§ **PROBLEM DESCRIPTION**
Copy every line of the data in which the word "will" occurs.

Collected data
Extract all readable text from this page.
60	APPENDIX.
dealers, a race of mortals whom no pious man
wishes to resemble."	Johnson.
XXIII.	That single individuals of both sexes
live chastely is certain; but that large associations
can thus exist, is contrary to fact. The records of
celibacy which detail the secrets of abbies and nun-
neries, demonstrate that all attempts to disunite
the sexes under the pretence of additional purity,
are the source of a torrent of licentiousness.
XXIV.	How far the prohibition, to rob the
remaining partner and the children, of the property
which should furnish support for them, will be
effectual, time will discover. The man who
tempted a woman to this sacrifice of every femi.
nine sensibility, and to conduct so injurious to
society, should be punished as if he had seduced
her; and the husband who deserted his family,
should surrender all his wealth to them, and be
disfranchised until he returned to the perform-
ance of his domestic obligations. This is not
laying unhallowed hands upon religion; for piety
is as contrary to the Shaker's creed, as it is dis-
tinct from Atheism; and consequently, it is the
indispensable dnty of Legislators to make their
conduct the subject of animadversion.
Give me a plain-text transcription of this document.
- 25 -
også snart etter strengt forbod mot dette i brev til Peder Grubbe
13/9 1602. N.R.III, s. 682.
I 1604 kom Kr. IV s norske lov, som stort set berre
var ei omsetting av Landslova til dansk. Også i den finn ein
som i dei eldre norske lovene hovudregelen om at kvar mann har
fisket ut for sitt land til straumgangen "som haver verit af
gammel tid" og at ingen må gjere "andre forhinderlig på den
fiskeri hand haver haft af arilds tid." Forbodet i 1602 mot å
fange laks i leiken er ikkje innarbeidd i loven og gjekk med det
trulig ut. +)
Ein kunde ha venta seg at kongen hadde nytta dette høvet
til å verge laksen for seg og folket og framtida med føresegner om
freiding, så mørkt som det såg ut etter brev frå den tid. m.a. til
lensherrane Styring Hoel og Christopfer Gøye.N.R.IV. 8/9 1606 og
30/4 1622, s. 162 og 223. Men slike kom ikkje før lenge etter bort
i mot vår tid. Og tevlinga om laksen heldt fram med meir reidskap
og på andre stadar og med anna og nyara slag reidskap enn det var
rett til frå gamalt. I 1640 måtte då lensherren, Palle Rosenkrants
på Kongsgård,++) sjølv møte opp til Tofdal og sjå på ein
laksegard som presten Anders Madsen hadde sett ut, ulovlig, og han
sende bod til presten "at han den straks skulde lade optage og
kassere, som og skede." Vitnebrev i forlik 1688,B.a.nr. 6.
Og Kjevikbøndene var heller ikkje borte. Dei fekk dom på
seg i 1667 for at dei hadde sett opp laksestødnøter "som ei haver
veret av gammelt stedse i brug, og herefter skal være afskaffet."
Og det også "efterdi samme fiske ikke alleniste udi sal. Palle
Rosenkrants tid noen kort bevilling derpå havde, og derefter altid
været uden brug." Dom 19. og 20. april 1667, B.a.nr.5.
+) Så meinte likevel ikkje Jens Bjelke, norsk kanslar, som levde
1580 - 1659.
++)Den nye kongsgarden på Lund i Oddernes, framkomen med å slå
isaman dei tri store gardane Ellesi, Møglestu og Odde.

§ **TASK OUTPUT**
which should furnish support for them, will be
effectual, time will discover. The man who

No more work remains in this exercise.